■ STATED TASK A ■
Update the stretch from "Now the city" through "likeliest to occur." in the passage on New York's data analytics group, changing "geek squad" to "analytics team".
■ STATED TASK B ■
In the passage on New York's data analytics group, which law firm did Mr. Flowers join after moving to Washington?
■ STATED TASK C ■
In the passage on New York's data analytics group, condense the paragraph beginning "Before being hired in 2009" into a short list that keeps its main facts.

■ PASSAGE PROVIDED ■
· · · · · · ·

Now the city has brought this quantitative method to the exceedingly complicated machine that is New York. For the modest sum of $1 million, and at a moment when decreasing budgets have required increased efficiency, the in-house geek squad has over the last three years leveraged the power of computers to double the city’s hit rate in finding stores selling bootleg cigarettes; sped the removal of trees destroyed by Hurricane Sandy; and helped steer overburdened housing inspectors — working with more than 20,000 options — directly to lawbreaking buildings where catastrophic fires were likeliest to occur.

“I think of us as the Get Stuff Done Folks,” Michael Flowers who oversees the group, said. “All we do is take and process massive amounts of information and use it to do things more effectively.”

Before being hired in 2009 by John Feinblatt, the mayor’s chief policy adviser, Mr. Flowers didn’t know much about computer code — let alone Bayesian statistics. From 1999 to 2003, he worked at the Manhattan district attorney’s office, prosecuting homicides and drug crimes. When he left law enforcement, he moved to Washington, where he joined the power law firm Williams & Connolly and later took a job with the Senate Permanent Subcommittee on Investigations. Disenchanted by the smug homogeneity of Washington, Mr. Flowers leapt at the chance in 2005 to travel to Iraq with a team from the Justice Department to work on issues concerning mass graves and on Saddam Hussein’s trial.

· · · · · · ·

Region boundary data
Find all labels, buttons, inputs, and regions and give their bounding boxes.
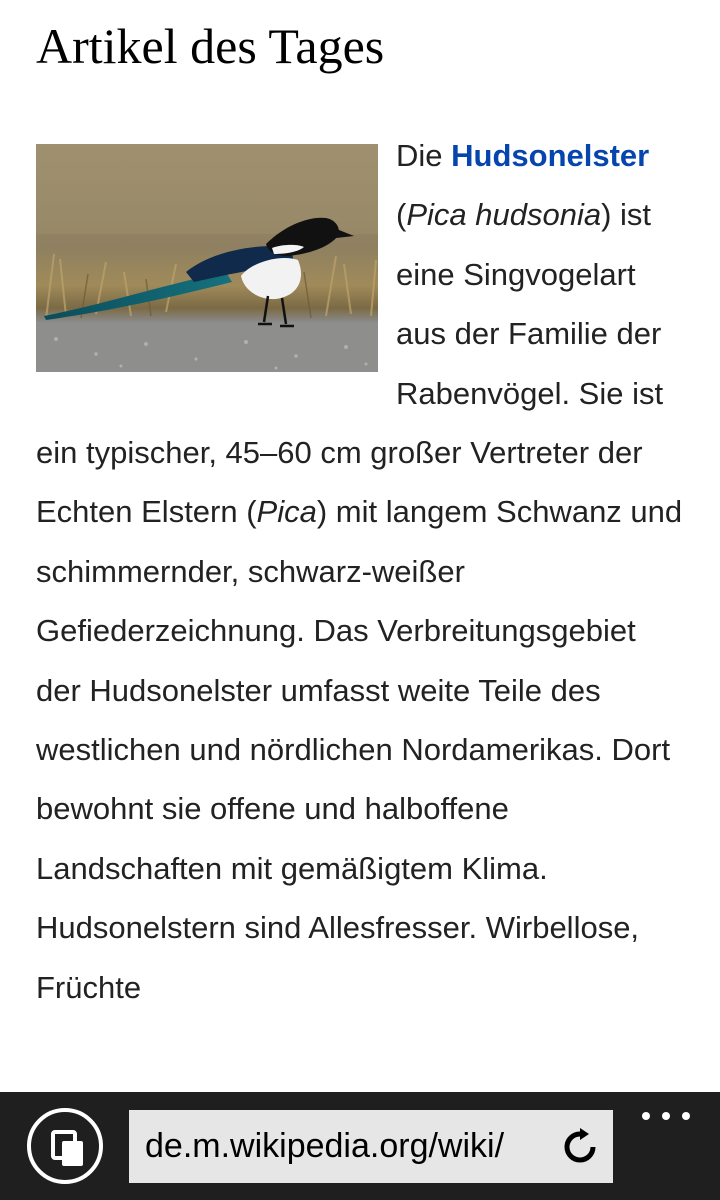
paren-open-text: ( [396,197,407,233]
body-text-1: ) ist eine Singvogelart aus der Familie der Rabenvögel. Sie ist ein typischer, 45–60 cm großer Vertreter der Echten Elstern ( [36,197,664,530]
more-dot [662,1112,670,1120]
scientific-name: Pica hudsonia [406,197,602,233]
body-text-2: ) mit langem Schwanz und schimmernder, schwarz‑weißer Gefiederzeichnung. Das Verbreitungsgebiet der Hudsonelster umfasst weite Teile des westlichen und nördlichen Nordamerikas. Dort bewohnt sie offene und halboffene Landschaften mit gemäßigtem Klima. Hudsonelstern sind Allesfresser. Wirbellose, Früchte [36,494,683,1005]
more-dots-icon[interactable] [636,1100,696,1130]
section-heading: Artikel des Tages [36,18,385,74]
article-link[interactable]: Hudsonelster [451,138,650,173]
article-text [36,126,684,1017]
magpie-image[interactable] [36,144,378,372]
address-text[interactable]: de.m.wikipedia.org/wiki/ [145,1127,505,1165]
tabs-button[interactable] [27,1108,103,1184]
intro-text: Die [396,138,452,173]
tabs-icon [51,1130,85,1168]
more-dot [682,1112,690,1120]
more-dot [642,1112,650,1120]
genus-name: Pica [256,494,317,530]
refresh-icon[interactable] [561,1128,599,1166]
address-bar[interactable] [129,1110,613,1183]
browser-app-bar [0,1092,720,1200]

· · · · · · ·

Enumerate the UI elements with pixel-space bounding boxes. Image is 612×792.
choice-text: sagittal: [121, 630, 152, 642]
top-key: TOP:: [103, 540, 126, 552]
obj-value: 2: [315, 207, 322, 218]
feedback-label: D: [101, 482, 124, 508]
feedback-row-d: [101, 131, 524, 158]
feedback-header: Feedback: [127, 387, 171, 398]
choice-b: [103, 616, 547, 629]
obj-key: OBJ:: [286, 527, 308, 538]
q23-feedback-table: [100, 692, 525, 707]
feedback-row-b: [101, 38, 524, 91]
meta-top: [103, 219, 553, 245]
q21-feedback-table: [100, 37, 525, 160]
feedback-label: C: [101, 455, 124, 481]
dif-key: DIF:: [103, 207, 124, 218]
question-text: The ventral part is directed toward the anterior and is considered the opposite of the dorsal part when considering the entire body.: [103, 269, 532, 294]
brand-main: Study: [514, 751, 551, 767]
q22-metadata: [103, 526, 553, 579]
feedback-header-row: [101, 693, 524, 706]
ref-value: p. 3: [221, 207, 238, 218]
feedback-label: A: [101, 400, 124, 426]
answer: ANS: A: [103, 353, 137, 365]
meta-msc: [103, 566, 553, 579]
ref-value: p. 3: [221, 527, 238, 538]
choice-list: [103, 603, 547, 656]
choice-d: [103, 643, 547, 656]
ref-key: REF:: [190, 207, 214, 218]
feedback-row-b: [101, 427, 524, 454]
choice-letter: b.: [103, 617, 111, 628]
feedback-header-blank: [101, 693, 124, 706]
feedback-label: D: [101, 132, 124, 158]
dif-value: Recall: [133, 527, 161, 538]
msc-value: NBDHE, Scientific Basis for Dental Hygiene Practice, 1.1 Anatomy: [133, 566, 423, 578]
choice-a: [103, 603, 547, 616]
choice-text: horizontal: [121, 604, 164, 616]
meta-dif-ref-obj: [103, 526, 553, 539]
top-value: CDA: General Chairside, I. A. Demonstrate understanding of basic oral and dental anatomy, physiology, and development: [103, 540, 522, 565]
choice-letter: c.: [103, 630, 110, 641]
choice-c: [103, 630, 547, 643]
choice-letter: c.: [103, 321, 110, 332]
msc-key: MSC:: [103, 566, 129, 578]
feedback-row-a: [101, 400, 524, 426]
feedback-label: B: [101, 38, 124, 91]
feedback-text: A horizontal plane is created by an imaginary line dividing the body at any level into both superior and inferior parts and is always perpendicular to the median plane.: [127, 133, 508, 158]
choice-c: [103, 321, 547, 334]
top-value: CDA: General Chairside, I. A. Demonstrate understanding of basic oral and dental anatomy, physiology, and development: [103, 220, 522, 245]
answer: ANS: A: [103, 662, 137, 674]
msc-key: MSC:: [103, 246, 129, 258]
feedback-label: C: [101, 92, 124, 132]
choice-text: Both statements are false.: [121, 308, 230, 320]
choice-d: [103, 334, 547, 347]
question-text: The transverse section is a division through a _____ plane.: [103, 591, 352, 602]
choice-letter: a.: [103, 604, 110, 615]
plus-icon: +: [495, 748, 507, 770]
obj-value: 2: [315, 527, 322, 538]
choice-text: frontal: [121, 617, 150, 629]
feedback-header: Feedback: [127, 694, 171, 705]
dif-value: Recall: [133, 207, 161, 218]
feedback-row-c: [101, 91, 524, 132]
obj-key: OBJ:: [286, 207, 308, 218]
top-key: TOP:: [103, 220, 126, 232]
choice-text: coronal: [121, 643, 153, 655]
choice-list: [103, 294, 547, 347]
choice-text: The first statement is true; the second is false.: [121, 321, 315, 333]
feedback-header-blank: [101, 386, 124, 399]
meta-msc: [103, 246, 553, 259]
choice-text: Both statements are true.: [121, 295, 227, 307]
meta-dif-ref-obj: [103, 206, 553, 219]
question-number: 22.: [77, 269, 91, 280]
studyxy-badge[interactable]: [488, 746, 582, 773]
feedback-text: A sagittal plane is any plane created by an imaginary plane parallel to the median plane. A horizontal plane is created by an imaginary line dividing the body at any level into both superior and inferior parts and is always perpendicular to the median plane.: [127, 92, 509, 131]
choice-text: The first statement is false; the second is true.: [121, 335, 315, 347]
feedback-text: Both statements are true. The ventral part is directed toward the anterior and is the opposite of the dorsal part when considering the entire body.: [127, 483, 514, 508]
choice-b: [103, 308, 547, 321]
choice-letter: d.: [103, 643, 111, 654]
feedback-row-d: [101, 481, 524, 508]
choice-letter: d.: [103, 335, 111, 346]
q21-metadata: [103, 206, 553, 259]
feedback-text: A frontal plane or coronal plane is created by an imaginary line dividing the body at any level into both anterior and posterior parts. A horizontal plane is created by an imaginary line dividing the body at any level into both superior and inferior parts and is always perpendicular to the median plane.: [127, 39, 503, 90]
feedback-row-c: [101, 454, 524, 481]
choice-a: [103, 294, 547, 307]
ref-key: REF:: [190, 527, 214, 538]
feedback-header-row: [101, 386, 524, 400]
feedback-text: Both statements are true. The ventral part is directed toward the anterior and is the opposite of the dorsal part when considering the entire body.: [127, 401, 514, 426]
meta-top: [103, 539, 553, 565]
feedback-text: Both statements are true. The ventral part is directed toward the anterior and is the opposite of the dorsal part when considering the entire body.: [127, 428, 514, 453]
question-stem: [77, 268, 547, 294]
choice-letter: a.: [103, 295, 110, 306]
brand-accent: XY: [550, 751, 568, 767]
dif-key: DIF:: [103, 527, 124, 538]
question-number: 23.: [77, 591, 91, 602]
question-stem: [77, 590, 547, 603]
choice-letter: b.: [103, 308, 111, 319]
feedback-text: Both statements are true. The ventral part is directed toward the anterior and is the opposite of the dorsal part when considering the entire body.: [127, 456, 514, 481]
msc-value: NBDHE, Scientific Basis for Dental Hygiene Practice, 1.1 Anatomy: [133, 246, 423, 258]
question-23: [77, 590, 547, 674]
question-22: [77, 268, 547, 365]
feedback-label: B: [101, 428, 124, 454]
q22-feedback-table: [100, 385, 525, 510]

· · · · · · ·

■ FULL ANSWER A ■
Now the city has brought this quantitative method to the exceedingly complicated machine that is New York. For the modest sum of $1 million, and at a moment when decreasing budgets have required increased efficiency, the in-house analytics team has over the last three years leveraged the power of computers to double the city’s hit rate in finding stores selling bootleg cigarettes; sped the removal of trees destroyed by Hurricane Sandy; and helped steer overburdened housing inspectors — working with more than 20,000 options — directly to lawbreaking buildings where catastrophic fires were likeliest to occur.

■ FULL ANSWER B ■
Williams & Connolly.

■ FULL ANSWER C ■
- John Feinblatt, the mayor's chief policy adviser, hired Mr. Flowers in 2009. At that point he knew little about computer code or Bayesian statistics.
- From 1999 to 2003, he prosecuted homicides and drug crimes at the Manhattan district attorney's office.
- In Washington, he joined Williams & Connolly and later worked for the Senate Permanent Subcommittee on Investigations.
- In 2005, disenchanted with Washington, he went to Iraq with a Justice Department team. There he worked on issues concerning mass graves and on Saddam Hussein's trial.